Figure content listings
[Start of section]
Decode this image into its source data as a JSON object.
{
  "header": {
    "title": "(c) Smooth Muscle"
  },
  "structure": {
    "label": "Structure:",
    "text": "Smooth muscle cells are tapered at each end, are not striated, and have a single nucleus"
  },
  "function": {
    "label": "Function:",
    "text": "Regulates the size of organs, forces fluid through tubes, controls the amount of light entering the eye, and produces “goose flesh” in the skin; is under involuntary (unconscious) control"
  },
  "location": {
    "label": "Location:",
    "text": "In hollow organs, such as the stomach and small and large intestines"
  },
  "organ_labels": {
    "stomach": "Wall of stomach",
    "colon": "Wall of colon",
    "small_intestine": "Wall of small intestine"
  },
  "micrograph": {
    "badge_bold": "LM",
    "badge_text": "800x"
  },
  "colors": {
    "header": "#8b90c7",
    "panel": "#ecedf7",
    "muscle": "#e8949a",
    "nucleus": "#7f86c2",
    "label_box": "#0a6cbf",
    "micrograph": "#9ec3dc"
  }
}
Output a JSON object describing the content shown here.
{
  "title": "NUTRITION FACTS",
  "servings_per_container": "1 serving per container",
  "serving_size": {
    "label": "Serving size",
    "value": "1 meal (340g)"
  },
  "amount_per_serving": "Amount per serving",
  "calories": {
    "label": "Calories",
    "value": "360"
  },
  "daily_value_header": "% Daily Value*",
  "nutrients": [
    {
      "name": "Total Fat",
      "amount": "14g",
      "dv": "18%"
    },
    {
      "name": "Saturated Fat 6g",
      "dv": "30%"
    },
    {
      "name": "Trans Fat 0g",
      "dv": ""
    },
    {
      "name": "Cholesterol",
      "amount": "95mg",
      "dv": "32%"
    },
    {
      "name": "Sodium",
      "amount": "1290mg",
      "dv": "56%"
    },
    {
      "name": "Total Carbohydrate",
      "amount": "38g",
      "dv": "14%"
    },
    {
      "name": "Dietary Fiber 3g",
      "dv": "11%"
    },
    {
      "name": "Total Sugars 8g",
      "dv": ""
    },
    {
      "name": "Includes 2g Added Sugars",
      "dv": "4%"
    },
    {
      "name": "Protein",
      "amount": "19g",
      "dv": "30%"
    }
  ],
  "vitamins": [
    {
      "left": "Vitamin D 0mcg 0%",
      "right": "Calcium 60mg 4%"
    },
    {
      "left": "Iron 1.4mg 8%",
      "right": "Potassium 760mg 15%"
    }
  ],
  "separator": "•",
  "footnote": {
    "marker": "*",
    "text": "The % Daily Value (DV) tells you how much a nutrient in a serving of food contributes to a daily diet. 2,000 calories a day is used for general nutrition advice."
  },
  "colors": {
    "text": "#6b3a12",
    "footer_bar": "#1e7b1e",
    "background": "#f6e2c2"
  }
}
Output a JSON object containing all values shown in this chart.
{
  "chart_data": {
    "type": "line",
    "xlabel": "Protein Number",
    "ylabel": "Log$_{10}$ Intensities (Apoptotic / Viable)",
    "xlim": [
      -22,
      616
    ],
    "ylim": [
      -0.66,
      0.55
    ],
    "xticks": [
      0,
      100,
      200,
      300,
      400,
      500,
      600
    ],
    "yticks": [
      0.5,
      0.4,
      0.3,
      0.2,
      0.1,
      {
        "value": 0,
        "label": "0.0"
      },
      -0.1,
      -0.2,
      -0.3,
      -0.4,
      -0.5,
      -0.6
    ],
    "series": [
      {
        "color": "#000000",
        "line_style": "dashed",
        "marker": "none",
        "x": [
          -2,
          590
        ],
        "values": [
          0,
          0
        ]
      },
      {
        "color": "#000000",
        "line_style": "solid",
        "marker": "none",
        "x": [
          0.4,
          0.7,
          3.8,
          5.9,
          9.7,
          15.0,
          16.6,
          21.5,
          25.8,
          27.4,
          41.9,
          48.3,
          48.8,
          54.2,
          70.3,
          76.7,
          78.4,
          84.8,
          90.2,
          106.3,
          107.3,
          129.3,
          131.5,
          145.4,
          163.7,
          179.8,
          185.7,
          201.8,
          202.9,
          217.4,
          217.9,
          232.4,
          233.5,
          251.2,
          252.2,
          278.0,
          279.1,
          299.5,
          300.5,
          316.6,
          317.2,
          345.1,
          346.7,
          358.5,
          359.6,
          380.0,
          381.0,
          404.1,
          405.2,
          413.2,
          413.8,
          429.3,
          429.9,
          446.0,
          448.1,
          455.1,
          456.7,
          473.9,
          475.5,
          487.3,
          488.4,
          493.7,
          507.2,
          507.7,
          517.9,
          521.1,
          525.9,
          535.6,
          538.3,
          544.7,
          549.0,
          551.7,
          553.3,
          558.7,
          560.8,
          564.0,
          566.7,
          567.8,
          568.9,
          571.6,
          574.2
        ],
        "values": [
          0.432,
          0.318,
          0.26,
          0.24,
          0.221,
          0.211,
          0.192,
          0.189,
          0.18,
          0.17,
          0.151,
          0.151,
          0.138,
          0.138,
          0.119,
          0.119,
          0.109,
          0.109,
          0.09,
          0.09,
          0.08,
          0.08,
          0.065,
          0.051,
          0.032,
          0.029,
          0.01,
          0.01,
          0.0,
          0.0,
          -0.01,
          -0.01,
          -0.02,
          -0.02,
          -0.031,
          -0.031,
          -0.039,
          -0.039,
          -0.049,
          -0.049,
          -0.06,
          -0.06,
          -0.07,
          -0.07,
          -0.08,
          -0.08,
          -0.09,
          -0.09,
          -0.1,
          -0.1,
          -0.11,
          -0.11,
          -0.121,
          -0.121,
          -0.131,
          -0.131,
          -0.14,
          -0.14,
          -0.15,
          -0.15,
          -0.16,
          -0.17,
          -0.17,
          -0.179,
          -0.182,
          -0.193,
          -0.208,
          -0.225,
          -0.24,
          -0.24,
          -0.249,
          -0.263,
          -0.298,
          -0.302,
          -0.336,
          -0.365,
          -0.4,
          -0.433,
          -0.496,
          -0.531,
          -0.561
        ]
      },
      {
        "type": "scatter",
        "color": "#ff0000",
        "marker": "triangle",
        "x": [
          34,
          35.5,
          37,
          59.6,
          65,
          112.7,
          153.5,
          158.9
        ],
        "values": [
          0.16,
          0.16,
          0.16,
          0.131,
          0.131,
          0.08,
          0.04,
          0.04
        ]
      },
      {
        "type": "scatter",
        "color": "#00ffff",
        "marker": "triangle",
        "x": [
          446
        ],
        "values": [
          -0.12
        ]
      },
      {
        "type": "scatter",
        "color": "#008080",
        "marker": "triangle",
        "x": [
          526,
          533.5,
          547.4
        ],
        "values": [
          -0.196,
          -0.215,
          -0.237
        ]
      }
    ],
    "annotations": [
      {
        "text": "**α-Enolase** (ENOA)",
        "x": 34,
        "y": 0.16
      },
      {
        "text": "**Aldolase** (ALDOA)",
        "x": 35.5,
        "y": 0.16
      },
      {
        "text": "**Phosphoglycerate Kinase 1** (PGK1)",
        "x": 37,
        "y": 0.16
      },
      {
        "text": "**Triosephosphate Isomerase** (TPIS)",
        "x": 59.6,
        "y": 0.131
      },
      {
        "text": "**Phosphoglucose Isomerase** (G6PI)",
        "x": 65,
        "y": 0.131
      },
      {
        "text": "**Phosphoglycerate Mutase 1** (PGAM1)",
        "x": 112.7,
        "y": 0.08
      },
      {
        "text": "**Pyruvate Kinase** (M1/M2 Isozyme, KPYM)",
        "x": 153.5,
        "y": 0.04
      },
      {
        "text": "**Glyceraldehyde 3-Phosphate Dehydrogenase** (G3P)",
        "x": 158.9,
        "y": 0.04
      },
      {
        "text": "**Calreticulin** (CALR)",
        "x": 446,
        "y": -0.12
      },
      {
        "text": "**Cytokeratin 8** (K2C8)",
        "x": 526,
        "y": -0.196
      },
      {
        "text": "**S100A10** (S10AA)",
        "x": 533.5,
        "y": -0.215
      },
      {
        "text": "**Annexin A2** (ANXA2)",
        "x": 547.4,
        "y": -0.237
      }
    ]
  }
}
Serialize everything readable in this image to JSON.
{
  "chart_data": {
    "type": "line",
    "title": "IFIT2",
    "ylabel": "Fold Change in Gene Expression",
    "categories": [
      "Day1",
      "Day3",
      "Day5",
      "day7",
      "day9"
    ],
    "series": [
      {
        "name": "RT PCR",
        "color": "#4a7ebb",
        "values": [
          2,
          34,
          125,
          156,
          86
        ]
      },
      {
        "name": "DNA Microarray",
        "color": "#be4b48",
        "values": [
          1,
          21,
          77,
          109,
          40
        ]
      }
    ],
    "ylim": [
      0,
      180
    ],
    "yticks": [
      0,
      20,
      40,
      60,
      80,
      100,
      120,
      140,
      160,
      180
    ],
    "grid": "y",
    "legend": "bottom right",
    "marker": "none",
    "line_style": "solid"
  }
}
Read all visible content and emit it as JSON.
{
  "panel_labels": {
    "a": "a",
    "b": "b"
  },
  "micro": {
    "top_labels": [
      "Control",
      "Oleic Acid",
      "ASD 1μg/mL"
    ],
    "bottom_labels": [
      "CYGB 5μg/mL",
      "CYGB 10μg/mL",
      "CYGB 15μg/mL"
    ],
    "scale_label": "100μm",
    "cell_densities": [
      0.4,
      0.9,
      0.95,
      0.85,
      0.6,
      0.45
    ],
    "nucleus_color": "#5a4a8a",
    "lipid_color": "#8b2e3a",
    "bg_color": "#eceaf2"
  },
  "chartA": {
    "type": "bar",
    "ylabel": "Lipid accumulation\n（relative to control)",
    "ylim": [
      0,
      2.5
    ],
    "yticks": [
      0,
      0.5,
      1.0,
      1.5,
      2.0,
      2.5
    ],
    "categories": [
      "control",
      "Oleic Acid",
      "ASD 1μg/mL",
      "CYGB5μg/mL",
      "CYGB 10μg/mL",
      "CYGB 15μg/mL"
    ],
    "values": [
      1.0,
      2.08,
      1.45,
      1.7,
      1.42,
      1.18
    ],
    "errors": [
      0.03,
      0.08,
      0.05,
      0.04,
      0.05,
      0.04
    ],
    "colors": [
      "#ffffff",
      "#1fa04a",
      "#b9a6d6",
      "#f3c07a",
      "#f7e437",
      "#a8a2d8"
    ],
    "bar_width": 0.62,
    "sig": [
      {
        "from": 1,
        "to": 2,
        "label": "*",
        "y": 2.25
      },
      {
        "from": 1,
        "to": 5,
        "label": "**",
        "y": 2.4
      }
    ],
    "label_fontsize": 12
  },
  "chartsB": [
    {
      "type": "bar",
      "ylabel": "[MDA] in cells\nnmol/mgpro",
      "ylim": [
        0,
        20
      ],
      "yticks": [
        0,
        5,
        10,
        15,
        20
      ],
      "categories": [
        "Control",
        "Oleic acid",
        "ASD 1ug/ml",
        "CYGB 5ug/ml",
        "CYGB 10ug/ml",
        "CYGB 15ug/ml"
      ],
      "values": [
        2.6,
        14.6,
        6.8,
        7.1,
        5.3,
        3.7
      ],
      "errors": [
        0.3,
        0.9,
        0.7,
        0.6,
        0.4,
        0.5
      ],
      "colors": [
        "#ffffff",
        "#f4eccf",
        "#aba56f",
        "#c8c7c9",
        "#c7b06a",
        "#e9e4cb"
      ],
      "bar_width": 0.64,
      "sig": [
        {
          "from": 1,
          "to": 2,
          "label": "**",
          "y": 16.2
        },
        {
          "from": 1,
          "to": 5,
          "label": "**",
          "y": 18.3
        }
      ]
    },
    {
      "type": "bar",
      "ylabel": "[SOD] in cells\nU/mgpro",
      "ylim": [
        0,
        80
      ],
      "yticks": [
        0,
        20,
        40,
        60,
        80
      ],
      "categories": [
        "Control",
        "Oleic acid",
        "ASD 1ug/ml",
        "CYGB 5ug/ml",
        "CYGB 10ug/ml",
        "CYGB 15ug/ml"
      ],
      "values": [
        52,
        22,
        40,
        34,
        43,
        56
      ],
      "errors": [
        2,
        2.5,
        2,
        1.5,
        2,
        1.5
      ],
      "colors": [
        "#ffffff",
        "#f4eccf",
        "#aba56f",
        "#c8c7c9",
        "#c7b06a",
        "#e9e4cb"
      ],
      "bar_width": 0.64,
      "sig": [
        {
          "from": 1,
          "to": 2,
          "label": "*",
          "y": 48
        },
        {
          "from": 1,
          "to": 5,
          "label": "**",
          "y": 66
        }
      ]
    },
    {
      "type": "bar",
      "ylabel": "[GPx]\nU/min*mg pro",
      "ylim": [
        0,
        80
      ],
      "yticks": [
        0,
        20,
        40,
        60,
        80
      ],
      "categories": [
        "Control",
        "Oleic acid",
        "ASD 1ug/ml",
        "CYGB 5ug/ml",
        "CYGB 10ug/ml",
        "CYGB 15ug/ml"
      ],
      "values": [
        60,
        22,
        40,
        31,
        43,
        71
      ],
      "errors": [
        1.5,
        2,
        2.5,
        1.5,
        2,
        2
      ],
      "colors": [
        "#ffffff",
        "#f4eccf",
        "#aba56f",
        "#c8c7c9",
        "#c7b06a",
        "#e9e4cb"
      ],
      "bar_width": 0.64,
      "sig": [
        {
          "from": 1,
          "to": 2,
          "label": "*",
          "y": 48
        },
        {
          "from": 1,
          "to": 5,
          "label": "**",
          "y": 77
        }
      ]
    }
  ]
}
[End of section]
• Work to be completed
Which lines of the records above contain the word "ylabel"? Show each of them.

• Answer space
    "ylabel": "Log$_{10}$ Intensities (Apoptotic / Viable)",
    "ylabel": "Fold Change in Gene Expression",
    "ylabel": "Lipid accumulation\n（relative to control)",
      "ylabel": "[MDA] in cells\nnmol/mgpro",
      "ylabel": "[SOD] in cells\nU/mgpro",
      "ylabel": "[GPx]\nU/min*mg pro",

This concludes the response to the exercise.